= THE PROBLEM =
Check each line of the material below for "Daniel", then copy the ones that contain it.

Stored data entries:
* * * * *

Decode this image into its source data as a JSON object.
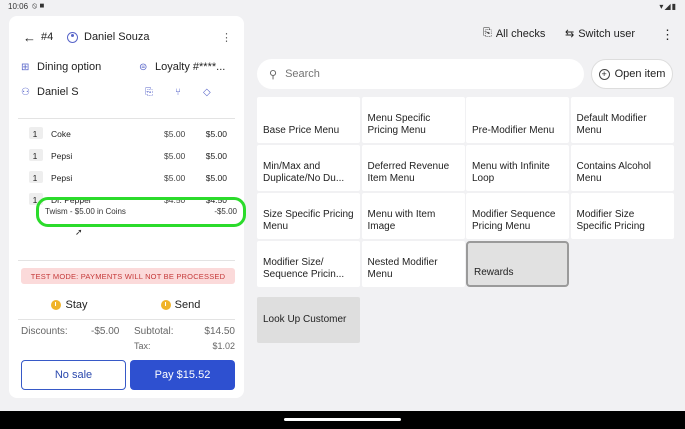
{
  "status_bar": {
    "time": "10:06",
    "left_icons": "⦸ ■",
    "right_icons": "▾◢▮"
  },
  "check": {
    "number": "#4",
    "server": "Daniel Souza",
    "dining_option": "Dining option",
    "loyalty": "Loyalty #****...",
    "customer": "Daniel S",
    "items": [
      {
        "qty": "1",
        "name": "Coke",
        "price": "$5.00",
        "total": "$5.00"
      },
      {
        "qty": "1",
        "name": "Pepsi",
        "price": "$5.00",
        "total": "$5.00"
      },
      {
        "qty": "1",
        "name": "Pepsi",
        "price": "$5.00",
        "total": "$5.00"
      },
      {
        "qty": "1",
        "name": "Dr. Pepper",
        "price": "$4.50",
        "total": "$4.50"
      }
    ],
    "modifier": {
      "name": "Twism - $5.00 in Coins",
      "total": "-$5.00"
    },
    "test_mode": "TEST MODE:  PAYMENTS WILL NOT BE PROCESSED",
    "stay_label": "Stay",
    "send_label": "Send",
    "discounts_label": "Discounts:",
    "discounts_value": "-$5.00",
    "subtotal_label": "Subtotal:",
    "subtotal_value": "$14.50",
    "tax_label": "Tax:",
    "tax_value": "$1.02",
    "no_sale_label": "No sale",
    "pay_label": "Pay $15.52"
  },
  "toolbar": {
    "all_checks": "All checks",
    "switch_user": "Switch user"
  },
  "search": {
    "placeholder": "Search"
  },
  "open_item": "Open item",
  "menu_tiles": [
    "Base Price Menu",
    "Menu Specific Pricing Menu",
    "Pre-Modifier Menu",
    "Default Modifier Menu",
    "Min/Max and Duplicate/No Du...",
    "Deferred Revenue Item Menu",
    "Menu with Infinite Loop",
    "Contains Alcohol Menu",
    "Size Specific Pricing Menu",
    "Menu with Item Image",
    "Modifier Sequence Pricing Menu",
    "Modifier Size Specific Pricing",
    "Modifier Size/ Sequence Pricin...",
    "Nested Modifier Menu",
    "Rewards"
  ],
  "lookup_customer": "Look Up Customer",
  "colors": {
    "primary": "#2e50d0",
    "highlight": "#2bdb2b",
    "test_mode_bg": "#fbdada",
    "test_mode_text": "#c53a3a"
  }
}
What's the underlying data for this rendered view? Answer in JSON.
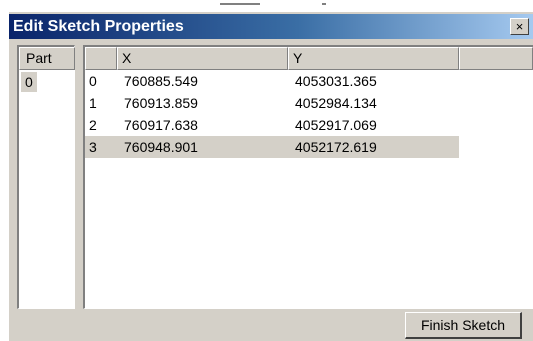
{
  "window": {
    "title": "Edit Sketch Properties",
    "close_glyph": "×",
    "close_icon": "close-icon"
  },
  "part_panel": {
    "header": "Part",
    "items": [
      "0"
    ]
  },
  "grid": {
    "columns": [
      "",
      "X",
      "Y",
      ""
    ],
    "rows": [
      {
        "index": "0",
        "x": "760885.549",
        "y": "4053031.365"
      },
      {
        "index": "1",
        "x": "760913.859",
        "y": "4052984.134"
      },
      {
        "index": "2",
        "x": "760917.638",
        "y": "4052917.069"
      },
      {
        "index": "3",
        "x": "760948.901",
        "y": "4052172.619"
      }
    ],
    "selected_row": "3"
  },
  "footer": {
    "finish_label": "Finish Sketch"
  },
  "colors": {
    "title_gradient_start": "#0a246a",
    "title_gradient_end": "#a6caf0",
    "face": "#d4d0c8"
  }
}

* * * * *

= COMPLETED EXERCISE =
    "server": "Daniel Souza",
    "customer": "Daniel S",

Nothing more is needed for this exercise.